[Data records]
□ □ □ □
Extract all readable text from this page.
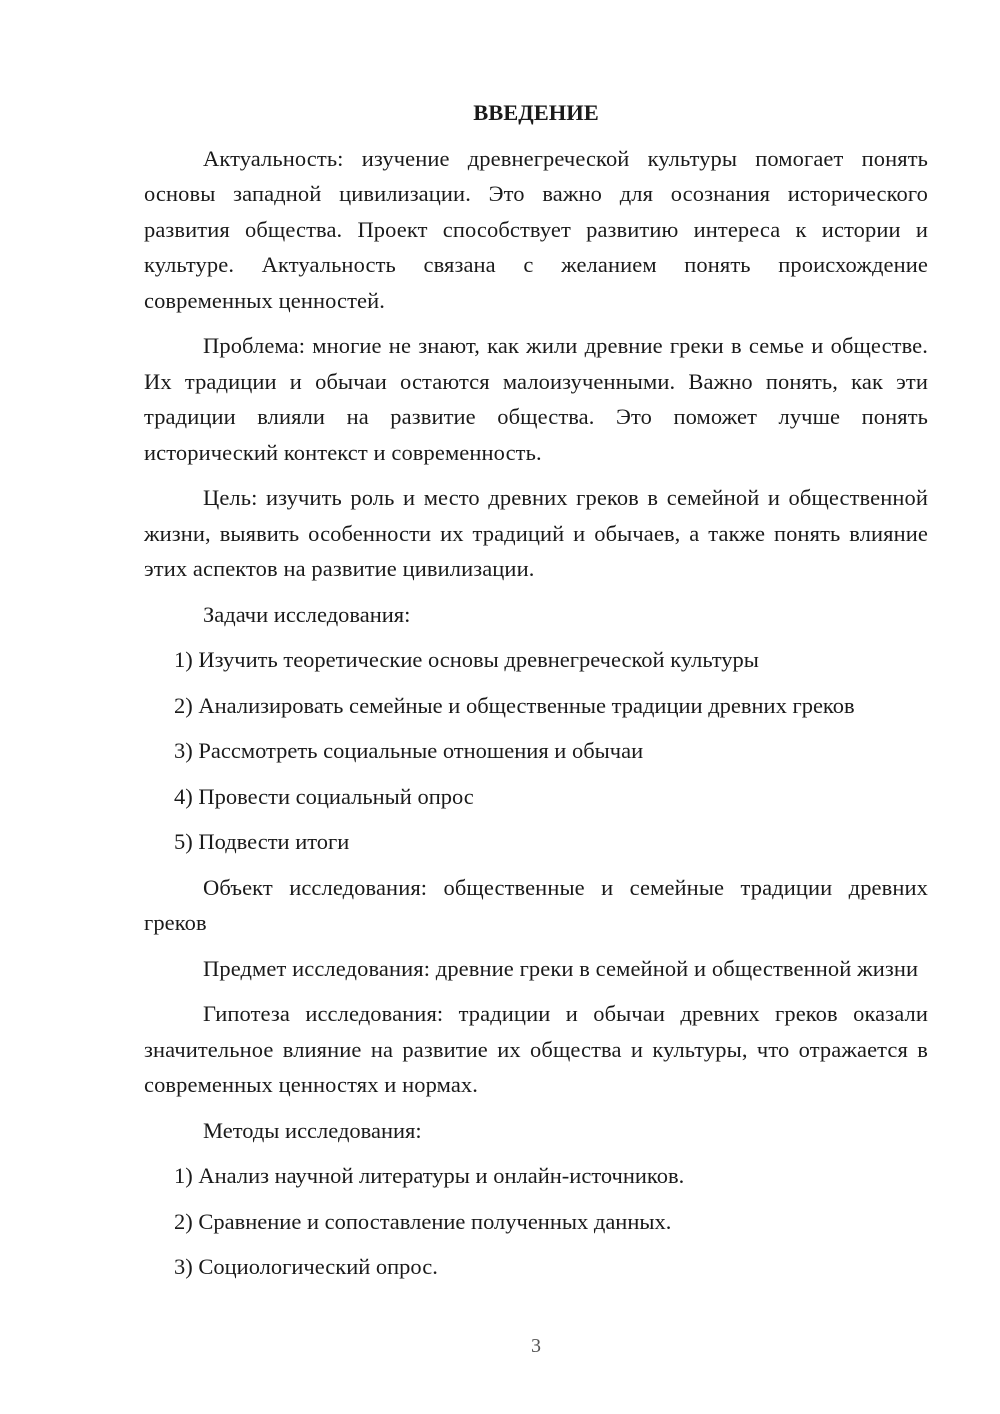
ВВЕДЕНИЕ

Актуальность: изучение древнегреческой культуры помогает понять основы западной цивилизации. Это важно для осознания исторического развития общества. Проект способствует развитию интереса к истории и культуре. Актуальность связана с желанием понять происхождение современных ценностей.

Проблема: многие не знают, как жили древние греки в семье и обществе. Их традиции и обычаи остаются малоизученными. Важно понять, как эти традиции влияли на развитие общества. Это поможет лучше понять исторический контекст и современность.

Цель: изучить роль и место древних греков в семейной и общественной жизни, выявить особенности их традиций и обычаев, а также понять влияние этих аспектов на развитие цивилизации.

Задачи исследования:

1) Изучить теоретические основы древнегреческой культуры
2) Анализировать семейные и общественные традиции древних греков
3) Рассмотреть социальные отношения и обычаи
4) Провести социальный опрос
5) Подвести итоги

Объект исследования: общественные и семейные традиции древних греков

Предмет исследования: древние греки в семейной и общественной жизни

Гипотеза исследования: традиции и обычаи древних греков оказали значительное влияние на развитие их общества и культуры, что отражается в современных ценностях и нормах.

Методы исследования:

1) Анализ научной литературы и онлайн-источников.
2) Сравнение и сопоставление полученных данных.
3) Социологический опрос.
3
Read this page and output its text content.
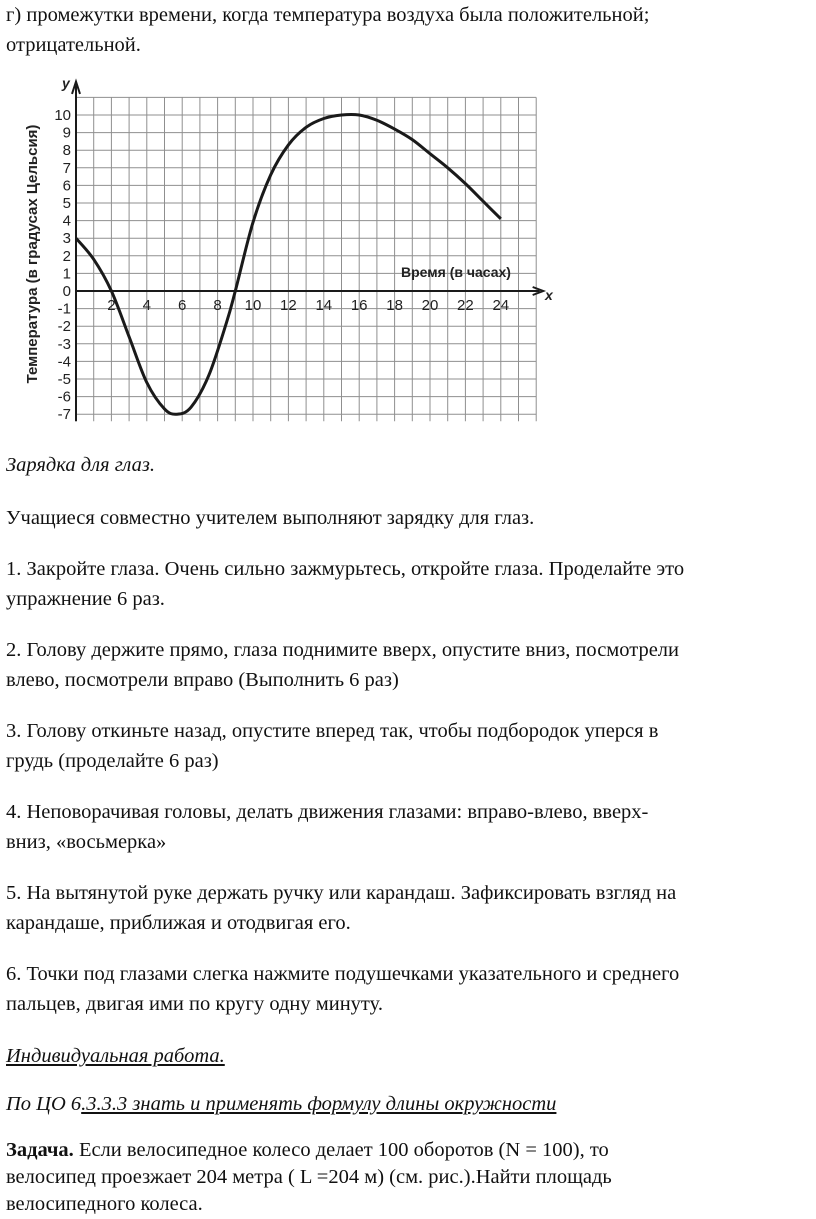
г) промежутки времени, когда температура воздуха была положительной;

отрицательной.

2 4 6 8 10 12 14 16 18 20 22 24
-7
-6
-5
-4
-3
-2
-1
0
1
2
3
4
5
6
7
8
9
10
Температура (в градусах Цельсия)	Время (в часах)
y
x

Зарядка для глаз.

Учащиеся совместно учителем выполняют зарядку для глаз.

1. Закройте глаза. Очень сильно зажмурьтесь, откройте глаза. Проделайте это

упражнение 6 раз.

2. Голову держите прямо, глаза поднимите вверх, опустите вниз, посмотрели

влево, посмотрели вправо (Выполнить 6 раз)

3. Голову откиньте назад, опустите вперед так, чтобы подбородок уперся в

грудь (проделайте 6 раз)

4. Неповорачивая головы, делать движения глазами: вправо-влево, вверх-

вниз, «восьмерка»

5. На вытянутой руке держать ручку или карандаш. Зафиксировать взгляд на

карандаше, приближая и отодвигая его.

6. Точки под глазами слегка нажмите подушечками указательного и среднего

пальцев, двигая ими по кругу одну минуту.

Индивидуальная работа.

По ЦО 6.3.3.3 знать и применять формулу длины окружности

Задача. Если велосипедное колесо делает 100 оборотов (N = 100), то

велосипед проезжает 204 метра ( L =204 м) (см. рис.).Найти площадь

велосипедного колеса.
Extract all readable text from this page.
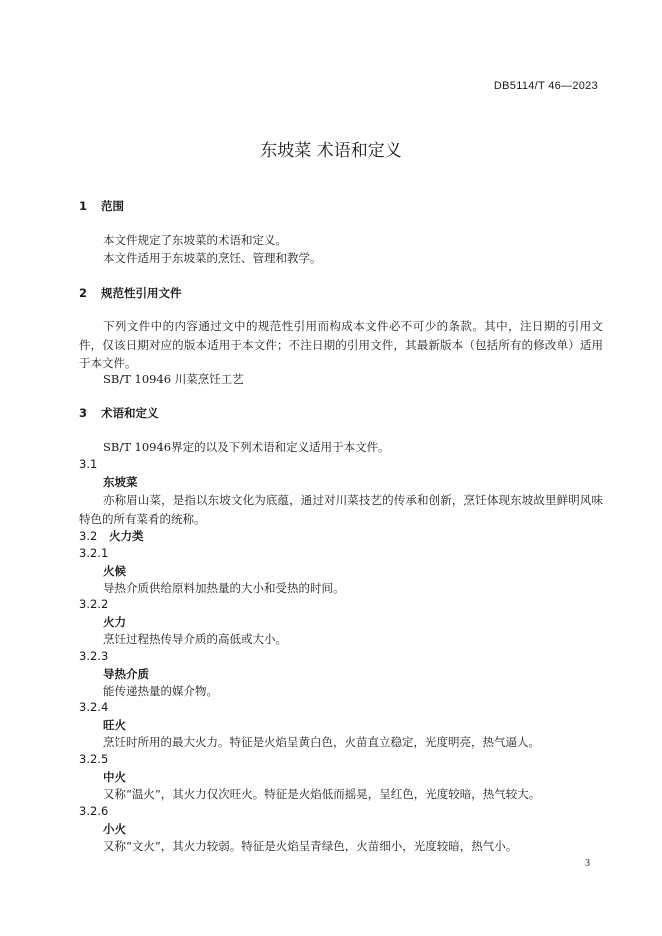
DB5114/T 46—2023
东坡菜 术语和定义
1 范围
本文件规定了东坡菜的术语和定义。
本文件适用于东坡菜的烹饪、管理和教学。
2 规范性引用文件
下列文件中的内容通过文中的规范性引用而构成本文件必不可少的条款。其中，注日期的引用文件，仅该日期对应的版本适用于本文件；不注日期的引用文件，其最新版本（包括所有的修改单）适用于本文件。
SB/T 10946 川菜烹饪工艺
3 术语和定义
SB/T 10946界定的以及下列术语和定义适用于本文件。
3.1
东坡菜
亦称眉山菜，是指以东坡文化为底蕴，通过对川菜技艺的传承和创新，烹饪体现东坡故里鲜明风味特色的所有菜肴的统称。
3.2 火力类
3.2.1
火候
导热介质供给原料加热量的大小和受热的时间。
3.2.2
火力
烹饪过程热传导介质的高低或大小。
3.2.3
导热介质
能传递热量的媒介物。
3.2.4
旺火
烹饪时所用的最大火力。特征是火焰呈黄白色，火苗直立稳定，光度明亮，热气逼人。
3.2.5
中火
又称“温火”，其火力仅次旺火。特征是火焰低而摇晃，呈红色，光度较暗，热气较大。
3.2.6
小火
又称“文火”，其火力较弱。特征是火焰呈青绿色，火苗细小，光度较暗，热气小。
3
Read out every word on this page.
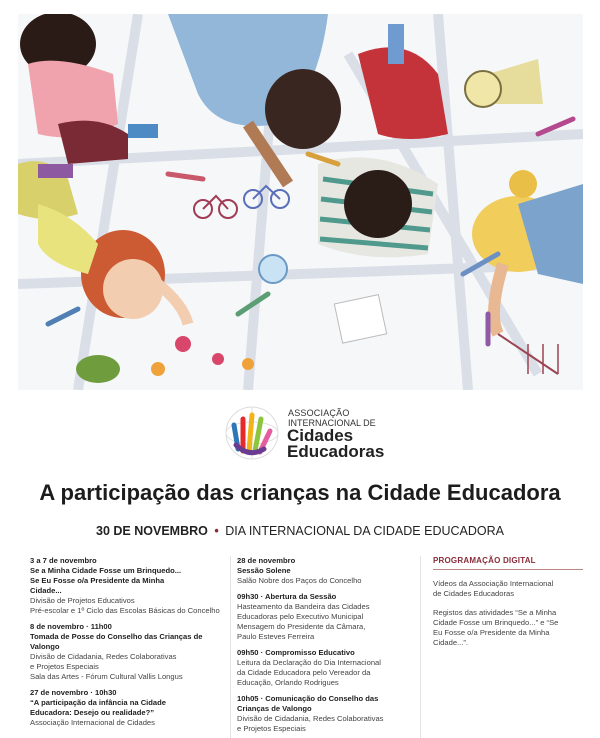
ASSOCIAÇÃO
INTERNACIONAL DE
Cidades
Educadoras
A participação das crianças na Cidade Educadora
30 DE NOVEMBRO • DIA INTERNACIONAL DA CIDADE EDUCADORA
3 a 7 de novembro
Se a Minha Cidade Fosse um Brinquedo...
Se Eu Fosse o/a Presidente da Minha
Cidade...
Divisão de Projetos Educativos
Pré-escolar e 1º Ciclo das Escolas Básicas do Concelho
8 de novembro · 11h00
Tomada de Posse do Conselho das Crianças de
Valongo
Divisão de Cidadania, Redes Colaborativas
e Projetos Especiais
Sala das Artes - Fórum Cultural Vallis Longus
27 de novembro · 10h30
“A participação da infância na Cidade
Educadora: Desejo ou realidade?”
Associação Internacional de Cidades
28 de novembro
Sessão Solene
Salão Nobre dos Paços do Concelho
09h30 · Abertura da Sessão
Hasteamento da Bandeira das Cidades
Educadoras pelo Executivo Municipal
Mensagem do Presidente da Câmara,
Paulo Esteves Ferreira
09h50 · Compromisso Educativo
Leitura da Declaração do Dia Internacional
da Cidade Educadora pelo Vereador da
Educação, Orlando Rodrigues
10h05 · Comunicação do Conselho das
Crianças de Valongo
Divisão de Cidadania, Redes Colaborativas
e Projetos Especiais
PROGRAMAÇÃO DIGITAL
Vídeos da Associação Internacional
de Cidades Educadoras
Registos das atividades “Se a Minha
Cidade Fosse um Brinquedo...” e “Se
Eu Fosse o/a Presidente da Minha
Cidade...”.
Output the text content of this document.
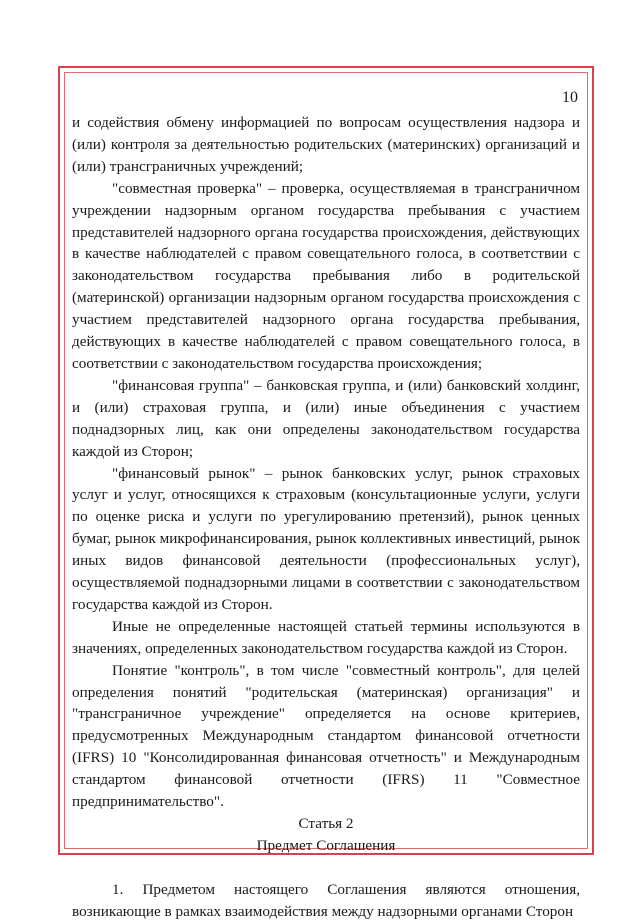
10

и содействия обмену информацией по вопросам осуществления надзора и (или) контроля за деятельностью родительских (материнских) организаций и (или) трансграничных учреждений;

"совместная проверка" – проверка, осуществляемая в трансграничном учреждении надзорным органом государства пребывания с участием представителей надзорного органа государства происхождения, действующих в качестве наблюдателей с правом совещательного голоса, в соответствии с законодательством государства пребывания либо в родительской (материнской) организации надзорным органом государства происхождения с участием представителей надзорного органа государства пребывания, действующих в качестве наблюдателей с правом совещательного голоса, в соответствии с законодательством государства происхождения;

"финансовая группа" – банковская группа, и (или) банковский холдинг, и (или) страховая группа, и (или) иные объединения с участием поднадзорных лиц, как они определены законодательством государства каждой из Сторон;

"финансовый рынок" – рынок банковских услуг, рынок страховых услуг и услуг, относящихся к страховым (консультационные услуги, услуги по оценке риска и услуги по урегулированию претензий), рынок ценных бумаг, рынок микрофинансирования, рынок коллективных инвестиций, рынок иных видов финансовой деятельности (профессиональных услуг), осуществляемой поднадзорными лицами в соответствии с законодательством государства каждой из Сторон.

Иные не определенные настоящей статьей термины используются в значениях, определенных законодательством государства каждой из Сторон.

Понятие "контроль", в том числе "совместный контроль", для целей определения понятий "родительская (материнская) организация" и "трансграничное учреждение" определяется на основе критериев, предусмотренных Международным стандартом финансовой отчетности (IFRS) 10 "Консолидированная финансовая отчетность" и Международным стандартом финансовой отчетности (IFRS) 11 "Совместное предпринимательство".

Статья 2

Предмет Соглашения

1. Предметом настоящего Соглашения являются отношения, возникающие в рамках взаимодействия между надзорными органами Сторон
□ □ □ □
* YOUR OBJECTIVE
From the listing, tally every line with the word "общественной" in it and give only the tally.

* RESPONSE TO THIS EXERCISE
2